=== Records supplied ===

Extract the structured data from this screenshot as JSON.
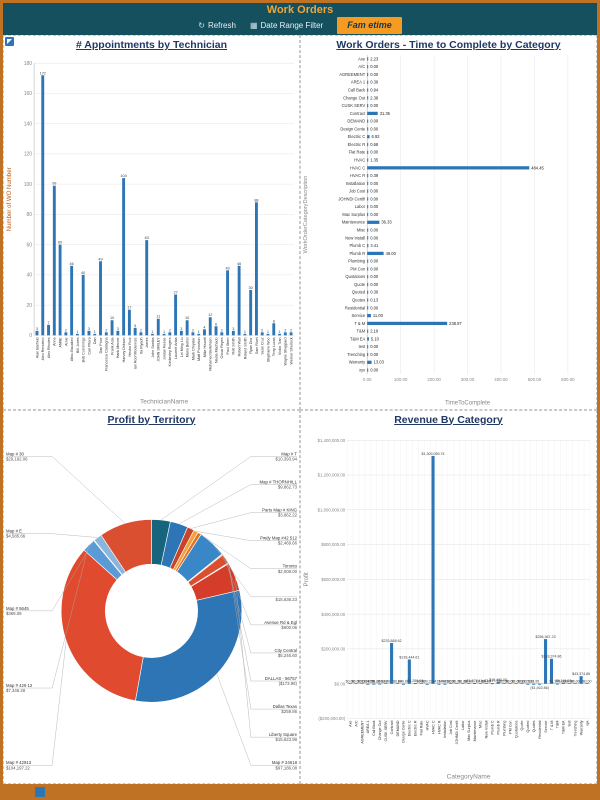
{
  "header": {
    "title": "Work Orders",
    "refresh_label": "Refresh",
    "date_filter_label": "Date Range Filter",
    "brand": "Fam etime",
    "colors": {
      "header_bg": "#15505f",
      "accent": "#f59b22",
      "bar_blue": "#2e75b6"
    }
  },
  "chart_data": [
    {
      "id": "appointments",
      "type": "bar",
      "title": "# Appointments by Technician",
      "xlabel": "TechnicianName",
      "ylabel": "Number of WO Number",
      "ylim": [
        0,
        180
      ],
      "ystep": 20,
      "grid": true,
      "bar_color": "#2e75b6",
      "categories": [
        "Alan Barfield",
        "Alex Rendeiro",
        "Alex Rhodes",
        "Anne",
        "ANNE",
        "Arnie",
        "Attou Bauakmi",
        "Bill Jones",
        "Bob Cummings",
        "Carl Pitera",
        "Dan",
        "Dan Price",
        "Francesca Castagna",
        "Frank Adia",
        "Hank Mercer",
        "Harvey Dirkson",
        "Hector Ruiz",
        "Ian Roof Modernize",
        "Ita Riyadh",
        "James",
        "John Santos",
        "JOHN SMILEY",
        "Jordan Reese",
        "Kimberley Rogers",
        "Laurent Anba",
        "Lei Ming Liu",
        "Mario Bellini",
        "Mark Chrysler",
        "Matt Princeton",
        "Mike Hiscott",
        "Mohamed Bellehsen",
        "Nadia Machado",
        "Oscar Reyes",
        "Paul Stern",
        "Rob Smith",
        "Robert Wall",
        "Roland Smith",
        "Ryan Dior",
        "Sam Rivet",
        "Sean Cruz",
        "Stephanie Woo",
        "Terry Lucas",
        "Victor Tran",
        "Wayne Sheppard",
        "Werner Sherlock"
      ],
      "values": [
        3,
        172,
        7,
        99,
        60,
        2,
        46,
        1,
        40,
        3,
        1,
        49,
        2,
        10,
        3,
        104,
        17,
        5,
        2,
        63,
        1,
        11,
        1,
        2,
        27,
        3,
        10,
        2,
        1,
        4,
        12,
        6,
        2,
        43,
        3,
        46,
        1,
        30,
        88,
        2,
        1,
        8,
        1,
        2,
        2
      ]
    },
    {
      "id": "time_by_category",
      "type": "bar",
      "orientation": "horizontal",
      "title": "Work Orders - Time to Complete by Category",
      "xlabel": "TimeToComplete",
      "ylabel": "WorkOrderCategoryDescription",
      "xlim": [
        0,
        600
      ],
      "xstep": 100,
      "grid": true,
      "bar_color": "#2e75b6",
      "categories": [
        "Axe",
        "A/C",
        "AGREEMENT",
        "AREA 1",
        "Call Back",
        "Change Out",
        "CUSK SERV",
        "Contract",
        "DEMAND",
        "Design Cente",
        "Electric C",
        "Electric R",
        "Flat Rate",
        "HVAC",
        "HVAC C",
        "HVAC R",
        "Installation",
        "Job Cost",
        "JOHNDi Certifi",
        "Labor",
        "Mac Surplus",
        "Maintenance",
        "Misc",
        "New Install",
        "Plumb C",
        "Plumb R",
        "Plumbing",
        "PM Con",
        "Quotations",
        "Quote",
        "Quoted",
        "Quotes",
        "Residential",
        "Service",
        "T & M",
        "T&M",
        "T&M EA",
        "test",
        "Trenching",
        "Warranty",
        "xyx"
      ],
      "values": [
        2.23,
        0,
        0,
        0.39,
        0.94,
        2.38,
        0,
        31.35,
        0,
        0,
        6.92,
        0.68,
        0,
        1.35,
        484.45,
        0.39,
        0,
        0,
        0,
        0,
        0,
        36.33,
        0,
        0,
        3.41,
        49.0,
        0,
        0,
        0,
        0,
        0.39,
        0.13,
        0,
        11.0,
        238.97,
        2.19,
        5.1,
        0,
        0,
        13.03,
        0
      ]
    },
    {
      "id": "profit_by_territory",
      "type": "pie",
      "title": "Profit by Territory",
      "donut": true,
      "slices": [
        {
          "name": "Map # T",
          "value": 10393.94,
          "label": "$10,393.94",
          "color": "#17657d"
        },
        {
          "name": "Map # THORNHILL",
          "value": 9862.73,
          "label": "$9,862.73",
          "color": "#2e75b6"
        },
        {
          "name": "Parts Map # KING",
          "value": 3862.22,
          "label": "$3,862.22",
          "color": "#c9452a"
        },
        {
          "name": "Pwdy Map #42 512",
          "value": 2469.66,
          "label": "$2,469.66",
          "color": "#f2a23b"
        },
        {
          "name": "Toronto",
          "value": 2008.0,
          "label": "$2,008.00",
          "color": "#e8711f"
        },
        {
          "name": "",
          "value": 15636.23,
          "label": "$15,636.23",
          "color": "#3a87c8"
        },
        {
          "name": "Avenue Rd & Egl",
          "value": 600.06,
          "label": "$600.06",
          "color": "#f4b97f"
        },
        {
          "name": "City Central",
          "value": 5246.6,
          "label": "$5,246.60",
          "color": "#d94f30"
        },
        {
          "name": "DALLAS - 56757",
          "value": -173.98,
          "label": "($173.98)",
          "color": "#9dc3e6"
        },
        {
          "name": "Dallas Texas",
          "value": 259.86,
          "label": "$259.86",
          "color": "#b02418"
        },
        {
          "name": "Liberty Square",
          "value": 15623.98,
          "label": "$15,623.98",
          "color": "#d43d2a"
        },
        {
          "name": "Map # 24618",
          "value": 97186.08,
          "label": "$97,186.08",
          "color": "#2e75b6"
        },
        {
          "name": "Map # 42913",
          "value": 104197.22,
          "label": "$104,197.22",
          "color": "#e04b2f"
        },
        {
          "name": "Map # 429 12",
          "value": 7346.28,
          "label": "$7,346.28",
          "color": "#5b9bd5"
        },
        {
          "name": "Map # 5645",
          "value": 369.09,
          "label": "$369.09",
          "color": "#ed7d31"
        },
        {
          "name": "Map # E",
          "value": 4585.66,
          "label": "$4,585.66",
          "color": "#8ab6dd"
        },
        {
          "name": "Map # 30",
          "value": 29192.06,
          "label": "$29,192.06",
          "color": "#d94f30"
        }
      ]
    },
    {
      "id": "revenue_by_category",
      "type": "bar",
      "title": "Revenue By Category",
      "xlabel": "CategoryName",
      "ylabel": "Profit",
      "ylim": [
        -200000,
        1400000
      ],
      "ystep": 200000,
      "grid": true,
      "bar_color": "#2e75b6",
      "categories": [
        "Axe",
        "A/C",
        "AGREEMENT",
        "AREA 1",
        "Call Back",
        "Change Out",
        "CUSK SERV",
        "Contract",
        "DEMAND",
        "Design Cente",
        "Electric C",
        "Electric R",
        "Flat Rate",
        "HVAC",
        "HVAC C",
        "HVAC R",
        "Installation",
        "Job Cost",
        "JOHNDi Certifi",
        "Labor",
        "Mac Surplus",
        "Maintenance",
        "Misc",
        "New Install",
        "Plumb C",
        "Plumb R",
        "Plumbing",
        "PM Con",
        "Quotations",
        "Quote",
        "Quoted",
        "Quotes",
        "Residential",
        "Service",
        "T & M",
        "T&M",
        "T&M EA",
        "test",
        "Trenching",
        "Warranty",
        "xyx"
      ],
      "values": [
        0,
        0,
        0,
        164.54,
        628.08,
        1390.0,
        0,
        233888.62,
        0,
        49.0,
        139444.61,
        4280.08,
        0,
        29.22,
        1309059.74,
        417.48,
        474.96,
        0,
        0,
        0,
        0,
        4927.41,
        0,
        0,
        3417.96,
        10490.0,
        0,
        0,
        0,
        0,
        115.0,
        13.95,
        -1402.86,
        256367.23,
        143374.86,
        1195.0,
        5110.0,
        0,
        0,
        43374.86,
        0
      ]
    }
  ]
}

===

# Work to complete:
Can you repeat every record above exactly, apart from the pictures?

# Worked answer:
Extract the structured data from this screenshot as JSON.
{
  "header": {
    "title": "Work Orders",
    "refresh_label": "Refresh",
    "date_filter_label": "Date Range Filter",
    "brand": "Fam etime",
    "colors": {
      "header_bg": "#15505f",
      "accent": "#f59b22",
      "bar_blue": "#2e75b6"
    }
  },
  "chart_data": [
    {
      "id": "appointments",
      "type": "bar",
      "title": "# Appointments by Technician",
      "xlabel": "TechnicianName",
      "ylabel": "Number of WO Number",
      "ylim": [
        0,
        180
      ],
      "ystep": 20,
      "grid": true,
      "bar_color": "#2e75b6",
      "categories": [
        "Alan Barfield",
        "Alex Rendeiro",
        "Alex Rhodes",
        "Anne",
        "ANNE",
        "Arnie",
        "Attou Bauakmi",
        "Bill Jones",
        "Bob Cummings",
        "Carl Pitera",
        "Dan",
        "Dan Price",
        "Francesca Castagna",
        "Frank Adia",
        "Hank Mercer",
        "Harvey Dirkson",
        "Hector Ruiz",
        "Ian Roof Modernize",
        "Ita Riyadh",
        "James",
        "John Santos",
        "JOHN SMILEY",
        "Jordan Reese",
        "Kimberley Rogers",
        "Laurent Anba",
        "Lei Ming Liu",
        "Mario Bellini",
        "Mark Chrysler",
        "Matt Princeton",
        "Mike Hiscott",
        "Mohamed Bellehsen",
        "Nadia Machado",
        "Oscar Reyes",
        "Paul Stern",
        "Rob Smith",
        "Robert Wall",
        "Roland Smith",
        "Ryan Dior",
        "Sam Rivet",
        "Sean Cruz",
        "Stephanie Woo",
        "Terry Lucas",
        "Victor Tran",
        "Wayne Sheppard",
        "Werner Sherlock"
      ],
      "values": [
        3,
        172,
        7,
        99,
        60,
        2,
        46,
        1,
        40,
        3,
        1,
        49,
        2,
        10,
        3,
        104,
        17,
        5,
        2,
        63,
        1,
        11,
        1,
        2,
        27,
        3,
        10,
        2,
        1,
        4,
        12,
        6,
        2,
        43,
        3,
        46,
        1,
        30,
        88,
        2,
        1,
        8,
        1,
        2,
        2
      ]
    },
    {
      "id": "time_by_category",
      "type": "bar",
      "orientation": "horizontal",
      "title": "Work Orders - Time to Complete by Category",
      "xlabel": "TimeToComplete",
      "ylabel": "WorkOrderCategoryDescription",
      "xlim": [
        0,
        600
      ],
      "xstep": 100,
      "grid": true,
      "bar_color": "#2e75b6",
      "categories": [
        "Axe",
        "A/C",
        "AGREEMENT",
        "AREA 1",
        "Call Back",
        "Change Out",
        "CUSK SERV",
        "Contract",
        "DEMAND",
        "Design Cente",
        "Electric C",
        "Electric R",
        "Flat Rate",
        "HVAC",
        "HVAC C",
        "HVAC R",
        "Installation",
        "Job Cost",
        "JOHNDi Certifi",
        "Labor",
        "Mac Surplus",
        "Maintenance",
        "Misc",
        "New Install",
        "Plumb C",
        "Plumb R",
        "Plumbing",
        "PM Con",
        "Quotations",
        "Quote",
        "Quoted",
        "Quotes",
        "Residential",
        "Service",
        "T & M",
        "T&M",
        "T&M EA",
        "test",
        "Trenching",
        "Warranty",
        "xyx"
      ],
      "values": [
        2.23,
        0,
        0,
        0.39,
        0.94,
        2.38,
        0,
        31.35,
        0,
        0,
        6.92,
        0.68,
        0,
        1.35,
        484.45,
        0.39,
        0,
        0,
        0,
        0,
        0,
        36.33,
        0,
        0,
        3.41,
        49.0,
        0,
        0,
        0,
        0,
        0.39,
        0.13,
        0,
        11.0,
        238.97,
        2.19,
        5.1,
        0,
        0,
        13.03,
        0
      ]
    },
    {
      "id": "profit_by_territory",
      "type": "pie",
      "title": "Profit by Territory",
      "donut": true,
      "slices": [
        {
          "name": "Map # T",
          "value": 10393.94,
          "label": "$10,393.94",
          "color": "#17657d"
        },
        {
          "name": "Map # THORNHILL",
          "value": 9862.73,
          "label": "$9,862.73",
          "color": "#2e75b6"
        },
        {
          "name": "Parts Map # KING",
          "value": 3862.22,
          "label": "$3,862.22",
          "color": "#c9452a"
        },
        {
          "name": "Pwdy Map #42 512",
          "value": 2469.66,
          "label": "$2,469.66",
          "color": "#f2a23b"
        },
        {
          "name": "Toronto",
          "value": 2008.0,
          "label": "$2,008.00",
          "color": "#e8711f"
        },
        {
          "name": "",
          "value": 15636.23,
          "label": "$15,636.23",
          "color": "#3a87c8"
        },
        {
          "name": "Avenue Rd & Egl",
          "value": 600.06,
          "label": "$600.06",
          "color": "#f4b97f"
        },
        {
          "name": "City Central",
          "value": 5246.6,
          "label": "$5,246.60",
          "color": "#d94f30"
        },
        {
          "name": "DALLAS - 56757",
          "value": -173.98,
          "label": "($173.98)",
          "color": "#9dc3e6"
        },
        {
          "name": "Dallas Texas",
          "value": 259.86,
          "label": "$259.86",
          "color": "#b02418"
        },
        {
          "name": "Liberty Square",
          "value": 15623.98,
          "label": "$15,623.98",
          "color": "#d43d2a"
        },
        {
          "name": "Map # 24618",
          "value": 97186.08,
          "label": "$97,186.08",
          "color": "#2e75b6"
        },
        {
          "name": "Map # 42913",
          "value": 104197.22,
          "label": "$104,197.22",
          "color": "#e04b2f"
        },
        {
          "name": "Map # 429 12",
          "value": 7346.28,
          "label": "$7,346.28",
          "color": "#5b9bd5"
        },
        {
          "name": "Map # 5645",
          "value": 369.09,
          "label": "$369.09",
          "color": "#ed7d31"
        },
        {
          "name": "Map # E",
          "value": 4585.66,
          "label": "$4,585.66",
          "color": "#8ab6dd"
        },
        {
          "name": "Map # 30",
          "value": 29192.06,
          "label": "$29,192.06",
          "color": "#d94f30"
        }
      ]
    },
    {
      "id": "revenue_by_category",
      "type": "bar",
      "title": "Revenue By Category",
      "xlabel": "CategoryName",
      "ylabel": "Profit",
      "ylim": [
        -200000,
        1400000
      ],
      "ystep": 200000,
      "grid": true,
      "bar_color": "#2e75b6",
      "categories": [
        "Axe",
        "A/C",
        "AGREEMENT",
        "AREA 1",
        "Call Back",
        "Change Out",
        "CUSK SERV",
        "Contract",
        "DEMAND",
        "Design Cente",
        "Electric C",
        "Electric R",
        "Flat Rate",
        "HVAC",
        "HVAC C",
        "HVAC R",
        "Installation",
        "Job Cost",
        "JOHNDi Certifi",
        "Labor",
        "Mac Surplus",
        "Maintenance",
        "Misc",
        "New Install",
        "Plumb C",
        "Plumb R",
        "Plumbing",
        "PM Con",
        "Quotations",
        "Quote",
        "Quoted",
        "Quotes",
        "Residential",
        "Service",
        "T & M",
        "T&M",
        "T&M EA",
        "test",
        "Trenching",
        "Warranty",
        "xyx"
      ],
      "values": [
        0,
        0,
        0,
        164.54,
        628.08,
        1390.0,
        0,
        233888.62,
        0,
        49.0,
        139444.61,
        4280.08,
        0,
        29.22,
        1309059.74,
        417.48,
        474.96,
        0,
        0,
        0,
        0,
        4927.41,
        0,
        0,
        3417.96,
        10490.0,
        0,
        0,
        0,
        0,
        115.0,
        13.95,
        -1402.86,
        256367.23,
        143374.86,
        1195.0,
        5110.0,
        0,
        0,
        43374.86,
        0
      ]
    }
  ]
}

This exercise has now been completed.